• _Direction_
Collect every line that includes the string "text".

───── Given entries ─────

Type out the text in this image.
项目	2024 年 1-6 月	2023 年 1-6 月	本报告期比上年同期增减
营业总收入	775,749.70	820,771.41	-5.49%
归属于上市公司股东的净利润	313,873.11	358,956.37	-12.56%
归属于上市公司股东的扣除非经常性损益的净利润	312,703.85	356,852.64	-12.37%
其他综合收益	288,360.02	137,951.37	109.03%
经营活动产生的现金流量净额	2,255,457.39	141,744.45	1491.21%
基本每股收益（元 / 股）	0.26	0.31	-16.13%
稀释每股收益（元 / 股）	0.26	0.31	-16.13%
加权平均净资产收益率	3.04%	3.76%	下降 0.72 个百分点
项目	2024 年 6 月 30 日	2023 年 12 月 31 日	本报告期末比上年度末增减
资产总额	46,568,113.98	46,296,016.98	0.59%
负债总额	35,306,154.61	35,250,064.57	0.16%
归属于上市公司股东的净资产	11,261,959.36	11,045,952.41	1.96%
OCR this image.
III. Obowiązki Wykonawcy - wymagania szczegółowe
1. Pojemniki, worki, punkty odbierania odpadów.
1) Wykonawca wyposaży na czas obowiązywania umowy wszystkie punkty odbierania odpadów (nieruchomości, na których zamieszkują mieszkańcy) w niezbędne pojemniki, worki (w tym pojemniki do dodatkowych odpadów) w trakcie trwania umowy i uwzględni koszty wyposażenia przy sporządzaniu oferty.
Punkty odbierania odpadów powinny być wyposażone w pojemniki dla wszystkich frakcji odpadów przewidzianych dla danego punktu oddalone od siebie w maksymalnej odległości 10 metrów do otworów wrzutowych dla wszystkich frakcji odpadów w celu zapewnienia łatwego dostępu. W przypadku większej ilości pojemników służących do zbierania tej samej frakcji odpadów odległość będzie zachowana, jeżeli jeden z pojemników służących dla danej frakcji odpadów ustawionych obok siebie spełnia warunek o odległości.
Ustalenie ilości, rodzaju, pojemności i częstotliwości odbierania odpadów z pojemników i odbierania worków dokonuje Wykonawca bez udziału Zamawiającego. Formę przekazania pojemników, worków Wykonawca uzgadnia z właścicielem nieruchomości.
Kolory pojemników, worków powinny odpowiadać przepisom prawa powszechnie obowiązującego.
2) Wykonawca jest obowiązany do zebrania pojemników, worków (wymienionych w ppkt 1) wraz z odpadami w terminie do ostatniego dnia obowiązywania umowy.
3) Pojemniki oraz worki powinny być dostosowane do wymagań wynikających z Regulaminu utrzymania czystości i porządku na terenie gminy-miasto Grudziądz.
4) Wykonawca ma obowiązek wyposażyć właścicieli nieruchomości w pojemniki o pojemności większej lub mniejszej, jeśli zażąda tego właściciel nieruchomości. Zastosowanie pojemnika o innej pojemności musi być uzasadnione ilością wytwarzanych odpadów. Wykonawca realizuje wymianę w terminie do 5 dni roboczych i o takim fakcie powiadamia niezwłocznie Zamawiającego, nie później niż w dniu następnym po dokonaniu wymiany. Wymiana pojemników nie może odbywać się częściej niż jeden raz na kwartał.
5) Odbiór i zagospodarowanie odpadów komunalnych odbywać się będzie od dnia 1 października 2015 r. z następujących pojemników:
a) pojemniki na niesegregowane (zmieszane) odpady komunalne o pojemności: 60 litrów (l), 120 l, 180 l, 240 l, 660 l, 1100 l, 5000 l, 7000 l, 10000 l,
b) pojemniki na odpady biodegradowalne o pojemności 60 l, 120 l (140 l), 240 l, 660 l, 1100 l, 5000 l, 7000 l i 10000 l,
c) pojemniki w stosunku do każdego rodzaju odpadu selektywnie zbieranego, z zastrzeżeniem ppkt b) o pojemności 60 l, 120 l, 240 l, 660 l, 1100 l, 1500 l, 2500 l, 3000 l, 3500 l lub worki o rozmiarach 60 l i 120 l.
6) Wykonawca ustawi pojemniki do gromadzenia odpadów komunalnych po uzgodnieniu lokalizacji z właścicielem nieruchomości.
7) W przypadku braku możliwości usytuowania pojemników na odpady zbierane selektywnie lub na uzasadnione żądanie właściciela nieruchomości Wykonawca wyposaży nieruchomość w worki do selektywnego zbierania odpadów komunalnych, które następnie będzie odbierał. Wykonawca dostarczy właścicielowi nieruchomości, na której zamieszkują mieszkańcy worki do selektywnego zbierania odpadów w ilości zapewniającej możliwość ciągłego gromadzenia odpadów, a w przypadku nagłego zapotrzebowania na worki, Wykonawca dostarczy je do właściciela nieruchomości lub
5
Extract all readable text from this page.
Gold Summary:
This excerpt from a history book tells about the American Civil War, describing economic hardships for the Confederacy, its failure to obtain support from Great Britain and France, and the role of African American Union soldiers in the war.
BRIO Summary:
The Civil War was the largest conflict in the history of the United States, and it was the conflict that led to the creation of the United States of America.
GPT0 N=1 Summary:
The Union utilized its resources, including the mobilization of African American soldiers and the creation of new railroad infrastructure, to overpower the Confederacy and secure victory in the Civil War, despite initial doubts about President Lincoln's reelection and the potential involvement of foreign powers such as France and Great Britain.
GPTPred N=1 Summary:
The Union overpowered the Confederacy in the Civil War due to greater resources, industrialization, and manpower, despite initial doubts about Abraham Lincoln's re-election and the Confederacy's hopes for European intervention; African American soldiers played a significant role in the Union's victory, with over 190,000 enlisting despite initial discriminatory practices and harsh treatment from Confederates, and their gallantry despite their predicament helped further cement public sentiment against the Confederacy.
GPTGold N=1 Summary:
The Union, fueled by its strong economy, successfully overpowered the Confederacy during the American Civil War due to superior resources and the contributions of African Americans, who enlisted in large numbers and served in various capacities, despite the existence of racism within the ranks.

─────

• _Full output_
Type out the text in this image.
Extract all readable text from this page.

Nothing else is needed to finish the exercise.